■ Brief ■
Gather every line holding the string "links".

■ Dataset records ■
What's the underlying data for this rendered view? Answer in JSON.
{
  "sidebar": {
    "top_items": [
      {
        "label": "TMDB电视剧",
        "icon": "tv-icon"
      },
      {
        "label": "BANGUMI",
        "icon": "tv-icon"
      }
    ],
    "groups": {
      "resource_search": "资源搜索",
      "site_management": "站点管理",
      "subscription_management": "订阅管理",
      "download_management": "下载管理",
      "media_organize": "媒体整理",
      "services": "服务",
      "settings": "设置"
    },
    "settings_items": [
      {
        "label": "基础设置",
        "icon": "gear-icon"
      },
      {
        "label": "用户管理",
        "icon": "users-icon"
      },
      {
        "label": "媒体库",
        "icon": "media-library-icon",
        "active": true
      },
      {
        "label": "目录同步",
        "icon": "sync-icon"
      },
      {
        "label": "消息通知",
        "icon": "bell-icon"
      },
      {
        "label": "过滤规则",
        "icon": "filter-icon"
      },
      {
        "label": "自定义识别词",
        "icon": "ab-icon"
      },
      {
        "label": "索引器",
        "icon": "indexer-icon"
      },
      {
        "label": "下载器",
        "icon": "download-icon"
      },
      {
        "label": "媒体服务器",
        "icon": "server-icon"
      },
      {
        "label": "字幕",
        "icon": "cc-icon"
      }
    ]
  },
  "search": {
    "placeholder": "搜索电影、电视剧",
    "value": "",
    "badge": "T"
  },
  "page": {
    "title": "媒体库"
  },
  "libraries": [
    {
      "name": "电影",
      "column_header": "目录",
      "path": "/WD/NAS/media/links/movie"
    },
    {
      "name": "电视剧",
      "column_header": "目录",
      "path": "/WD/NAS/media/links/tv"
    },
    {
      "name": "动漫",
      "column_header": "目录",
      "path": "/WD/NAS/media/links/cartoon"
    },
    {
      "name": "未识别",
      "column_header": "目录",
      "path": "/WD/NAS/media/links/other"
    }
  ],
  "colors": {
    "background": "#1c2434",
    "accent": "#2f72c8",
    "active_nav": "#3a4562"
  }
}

==

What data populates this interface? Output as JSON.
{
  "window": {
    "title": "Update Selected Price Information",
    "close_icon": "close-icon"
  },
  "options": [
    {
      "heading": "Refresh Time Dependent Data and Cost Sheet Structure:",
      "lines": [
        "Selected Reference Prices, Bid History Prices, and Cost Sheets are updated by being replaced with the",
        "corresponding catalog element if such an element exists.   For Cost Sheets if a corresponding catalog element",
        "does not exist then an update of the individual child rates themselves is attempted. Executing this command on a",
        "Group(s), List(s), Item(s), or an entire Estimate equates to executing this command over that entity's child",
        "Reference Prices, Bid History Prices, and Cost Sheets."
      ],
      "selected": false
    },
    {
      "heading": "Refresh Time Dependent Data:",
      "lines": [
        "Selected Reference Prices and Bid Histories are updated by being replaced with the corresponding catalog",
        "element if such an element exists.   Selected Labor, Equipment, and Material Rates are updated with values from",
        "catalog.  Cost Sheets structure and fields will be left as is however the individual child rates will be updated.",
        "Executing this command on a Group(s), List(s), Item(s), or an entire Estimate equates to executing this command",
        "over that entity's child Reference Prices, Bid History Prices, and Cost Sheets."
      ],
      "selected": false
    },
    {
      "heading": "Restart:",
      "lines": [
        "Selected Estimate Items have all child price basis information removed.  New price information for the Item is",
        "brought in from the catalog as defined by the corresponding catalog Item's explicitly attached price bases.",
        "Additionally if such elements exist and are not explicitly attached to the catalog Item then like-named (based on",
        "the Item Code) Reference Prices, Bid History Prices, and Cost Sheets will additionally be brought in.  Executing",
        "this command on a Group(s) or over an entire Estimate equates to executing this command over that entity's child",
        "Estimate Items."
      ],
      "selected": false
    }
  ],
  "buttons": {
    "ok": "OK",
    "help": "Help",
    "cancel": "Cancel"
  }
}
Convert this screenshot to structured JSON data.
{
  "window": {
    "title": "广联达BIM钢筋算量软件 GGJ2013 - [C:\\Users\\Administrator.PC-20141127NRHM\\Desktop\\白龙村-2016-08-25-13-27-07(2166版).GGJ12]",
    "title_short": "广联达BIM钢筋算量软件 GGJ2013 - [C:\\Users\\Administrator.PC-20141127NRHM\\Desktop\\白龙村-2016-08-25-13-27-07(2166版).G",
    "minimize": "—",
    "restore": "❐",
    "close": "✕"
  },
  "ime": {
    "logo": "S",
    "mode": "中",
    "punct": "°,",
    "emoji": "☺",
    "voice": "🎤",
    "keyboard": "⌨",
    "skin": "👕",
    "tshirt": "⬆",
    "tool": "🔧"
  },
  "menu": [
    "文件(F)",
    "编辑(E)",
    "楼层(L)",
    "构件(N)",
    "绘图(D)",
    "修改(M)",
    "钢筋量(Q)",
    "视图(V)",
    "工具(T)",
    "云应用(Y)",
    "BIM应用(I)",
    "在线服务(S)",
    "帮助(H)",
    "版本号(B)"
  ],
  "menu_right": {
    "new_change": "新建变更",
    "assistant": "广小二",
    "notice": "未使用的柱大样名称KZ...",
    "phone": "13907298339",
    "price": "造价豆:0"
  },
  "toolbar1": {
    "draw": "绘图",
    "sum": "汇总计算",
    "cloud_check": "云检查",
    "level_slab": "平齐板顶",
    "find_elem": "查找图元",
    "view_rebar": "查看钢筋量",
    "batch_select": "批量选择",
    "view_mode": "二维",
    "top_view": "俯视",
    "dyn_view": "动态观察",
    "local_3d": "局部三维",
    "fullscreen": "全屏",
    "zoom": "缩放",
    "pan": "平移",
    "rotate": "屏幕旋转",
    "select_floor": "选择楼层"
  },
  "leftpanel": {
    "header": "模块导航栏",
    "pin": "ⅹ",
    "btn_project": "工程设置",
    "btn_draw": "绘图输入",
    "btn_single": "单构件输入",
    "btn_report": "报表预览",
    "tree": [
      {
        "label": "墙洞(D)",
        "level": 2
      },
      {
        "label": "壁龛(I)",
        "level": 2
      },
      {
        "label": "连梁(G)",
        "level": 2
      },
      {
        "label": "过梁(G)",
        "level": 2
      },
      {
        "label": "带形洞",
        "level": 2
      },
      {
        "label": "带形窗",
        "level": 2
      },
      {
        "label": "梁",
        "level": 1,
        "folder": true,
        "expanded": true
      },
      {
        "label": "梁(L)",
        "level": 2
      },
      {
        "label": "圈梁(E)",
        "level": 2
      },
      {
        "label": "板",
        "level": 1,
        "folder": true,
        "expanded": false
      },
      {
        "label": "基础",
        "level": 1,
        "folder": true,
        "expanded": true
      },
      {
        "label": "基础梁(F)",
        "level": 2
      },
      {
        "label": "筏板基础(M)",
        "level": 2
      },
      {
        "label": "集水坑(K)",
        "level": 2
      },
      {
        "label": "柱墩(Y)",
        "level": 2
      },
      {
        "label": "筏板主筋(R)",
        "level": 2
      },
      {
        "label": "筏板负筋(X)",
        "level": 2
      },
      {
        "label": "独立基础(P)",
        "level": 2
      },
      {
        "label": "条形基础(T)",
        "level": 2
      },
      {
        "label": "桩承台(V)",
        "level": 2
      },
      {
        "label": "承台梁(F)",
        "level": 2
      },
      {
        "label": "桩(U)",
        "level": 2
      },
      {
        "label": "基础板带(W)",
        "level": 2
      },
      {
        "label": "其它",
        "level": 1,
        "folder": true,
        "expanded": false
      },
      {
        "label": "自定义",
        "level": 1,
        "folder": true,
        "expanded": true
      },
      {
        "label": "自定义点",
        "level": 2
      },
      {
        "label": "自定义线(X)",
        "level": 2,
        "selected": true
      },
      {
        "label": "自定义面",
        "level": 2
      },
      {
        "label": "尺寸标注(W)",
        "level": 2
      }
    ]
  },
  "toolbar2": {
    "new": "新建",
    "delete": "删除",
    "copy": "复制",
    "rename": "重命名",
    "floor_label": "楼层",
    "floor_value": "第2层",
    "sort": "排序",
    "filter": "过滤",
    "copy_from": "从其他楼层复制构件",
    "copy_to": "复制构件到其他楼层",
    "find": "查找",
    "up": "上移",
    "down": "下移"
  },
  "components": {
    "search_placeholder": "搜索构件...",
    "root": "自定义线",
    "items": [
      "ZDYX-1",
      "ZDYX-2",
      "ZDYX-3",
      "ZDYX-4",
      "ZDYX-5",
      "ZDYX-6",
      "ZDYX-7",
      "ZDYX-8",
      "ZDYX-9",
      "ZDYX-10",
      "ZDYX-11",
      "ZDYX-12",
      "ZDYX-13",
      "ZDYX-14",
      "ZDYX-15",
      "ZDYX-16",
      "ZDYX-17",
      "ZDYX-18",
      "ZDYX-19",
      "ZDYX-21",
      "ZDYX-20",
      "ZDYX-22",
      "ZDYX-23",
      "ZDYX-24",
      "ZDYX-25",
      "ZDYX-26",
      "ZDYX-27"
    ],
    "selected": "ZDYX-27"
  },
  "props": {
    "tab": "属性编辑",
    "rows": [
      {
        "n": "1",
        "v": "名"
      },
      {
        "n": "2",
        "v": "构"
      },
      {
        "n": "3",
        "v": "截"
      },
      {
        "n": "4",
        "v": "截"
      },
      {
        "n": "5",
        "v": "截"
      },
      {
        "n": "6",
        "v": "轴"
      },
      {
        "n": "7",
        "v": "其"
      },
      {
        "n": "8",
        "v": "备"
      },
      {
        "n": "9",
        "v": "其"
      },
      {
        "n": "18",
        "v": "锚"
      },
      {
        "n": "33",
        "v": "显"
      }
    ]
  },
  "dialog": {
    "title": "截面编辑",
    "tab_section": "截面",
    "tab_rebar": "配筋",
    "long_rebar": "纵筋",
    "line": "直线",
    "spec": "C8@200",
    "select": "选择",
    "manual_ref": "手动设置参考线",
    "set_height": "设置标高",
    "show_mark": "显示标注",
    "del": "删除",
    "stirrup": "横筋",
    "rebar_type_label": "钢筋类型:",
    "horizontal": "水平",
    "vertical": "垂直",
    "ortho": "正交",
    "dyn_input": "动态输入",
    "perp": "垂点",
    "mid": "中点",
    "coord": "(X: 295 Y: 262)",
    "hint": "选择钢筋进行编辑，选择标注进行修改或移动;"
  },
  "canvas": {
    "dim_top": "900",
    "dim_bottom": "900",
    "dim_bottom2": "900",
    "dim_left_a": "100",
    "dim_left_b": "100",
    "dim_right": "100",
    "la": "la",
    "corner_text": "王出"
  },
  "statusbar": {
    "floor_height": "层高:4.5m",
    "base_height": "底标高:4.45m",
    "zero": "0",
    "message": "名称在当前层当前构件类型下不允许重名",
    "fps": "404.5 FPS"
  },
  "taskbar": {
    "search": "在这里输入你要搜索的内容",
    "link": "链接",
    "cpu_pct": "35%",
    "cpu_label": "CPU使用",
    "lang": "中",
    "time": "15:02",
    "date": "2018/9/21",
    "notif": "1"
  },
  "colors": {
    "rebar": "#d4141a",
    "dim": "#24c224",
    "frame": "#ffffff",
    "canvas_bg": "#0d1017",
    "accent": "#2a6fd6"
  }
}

--

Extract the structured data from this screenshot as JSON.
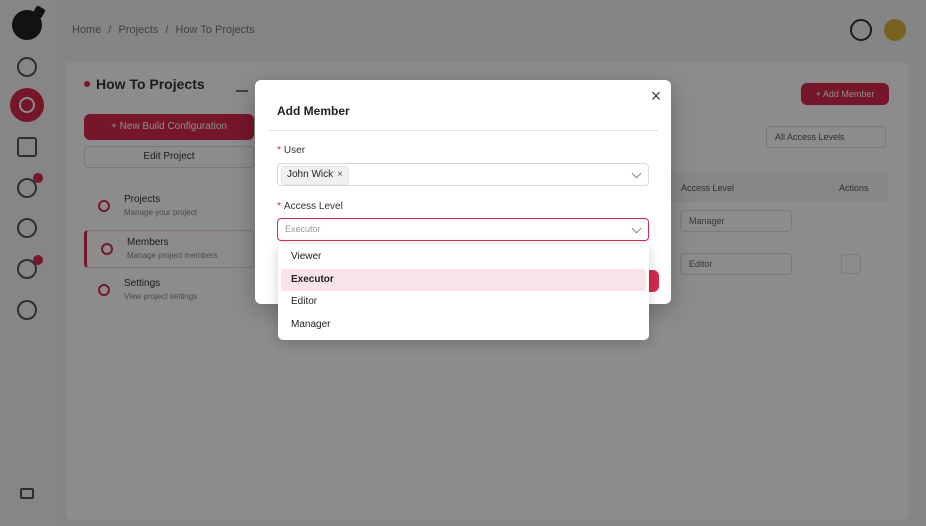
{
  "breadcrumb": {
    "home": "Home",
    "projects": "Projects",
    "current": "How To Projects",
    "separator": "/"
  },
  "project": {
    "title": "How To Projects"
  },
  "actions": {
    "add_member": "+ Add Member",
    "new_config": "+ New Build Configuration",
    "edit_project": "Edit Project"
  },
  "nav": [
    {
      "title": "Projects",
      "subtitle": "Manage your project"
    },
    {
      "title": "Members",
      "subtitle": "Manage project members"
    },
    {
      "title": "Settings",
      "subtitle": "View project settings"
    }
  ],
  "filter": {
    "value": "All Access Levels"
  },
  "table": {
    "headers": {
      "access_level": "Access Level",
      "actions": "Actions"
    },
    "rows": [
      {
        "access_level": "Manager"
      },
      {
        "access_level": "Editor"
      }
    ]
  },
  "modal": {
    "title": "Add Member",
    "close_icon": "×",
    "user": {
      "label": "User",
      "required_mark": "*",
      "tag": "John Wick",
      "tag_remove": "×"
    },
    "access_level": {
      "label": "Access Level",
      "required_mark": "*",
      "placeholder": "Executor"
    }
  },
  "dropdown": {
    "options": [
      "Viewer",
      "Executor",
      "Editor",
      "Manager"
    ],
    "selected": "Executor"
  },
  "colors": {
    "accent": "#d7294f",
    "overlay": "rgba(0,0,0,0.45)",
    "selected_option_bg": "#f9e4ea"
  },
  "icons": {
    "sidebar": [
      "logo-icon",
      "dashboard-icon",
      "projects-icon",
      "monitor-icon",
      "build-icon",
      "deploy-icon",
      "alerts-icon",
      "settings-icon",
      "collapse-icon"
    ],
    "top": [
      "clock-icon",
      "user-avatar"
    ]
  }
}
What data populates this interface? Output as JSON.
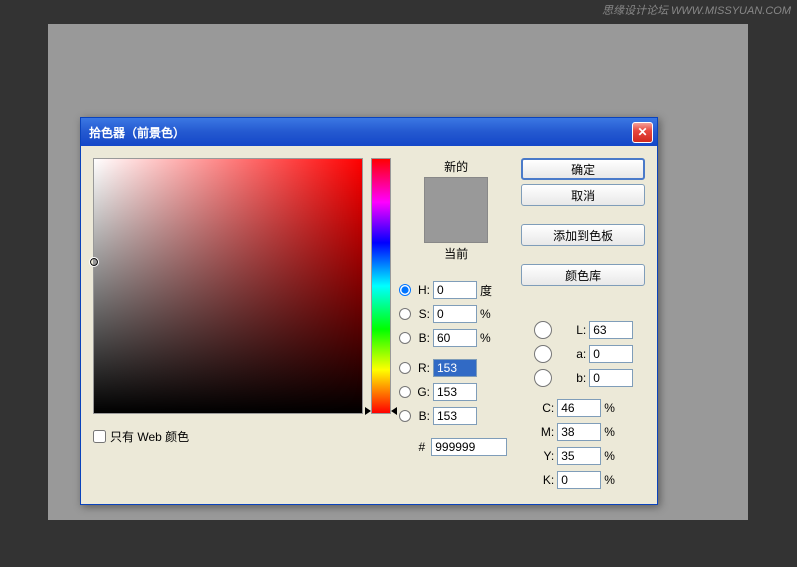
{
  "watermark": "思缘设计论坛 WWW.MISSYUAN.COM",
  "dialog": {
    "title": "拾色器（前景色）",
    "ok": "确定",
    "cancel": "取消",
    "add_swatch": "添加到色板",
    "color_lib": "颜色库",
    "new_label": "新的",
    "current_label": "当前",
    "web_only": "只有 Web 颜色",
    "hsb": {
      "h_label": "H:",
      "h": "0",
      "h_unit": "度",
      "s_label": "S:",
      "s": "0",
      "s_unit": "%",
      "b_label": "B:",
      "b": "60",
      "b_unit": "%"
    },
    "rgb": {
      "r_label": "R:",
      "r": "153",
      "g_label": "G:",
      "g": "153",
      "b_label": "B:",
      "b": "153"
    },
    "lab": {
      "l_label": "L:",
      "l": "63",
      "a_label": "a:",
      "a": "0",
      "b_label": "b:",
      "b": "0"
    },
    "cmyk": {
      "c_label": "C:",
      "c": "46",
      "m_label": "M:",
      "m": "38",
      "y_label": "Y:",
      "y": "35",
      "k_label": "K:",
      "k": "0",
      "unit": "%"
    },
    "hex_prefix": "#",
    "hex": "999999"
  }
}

■ Result for this exercise ■
      "path": "/WD/NAS/media/links/movie"
      "path": "/WD/NAS/media/links/tv"
      "path": "/WD/NAS/media/links/cartoon"
      "path": "/WD/NAS/media/links/other"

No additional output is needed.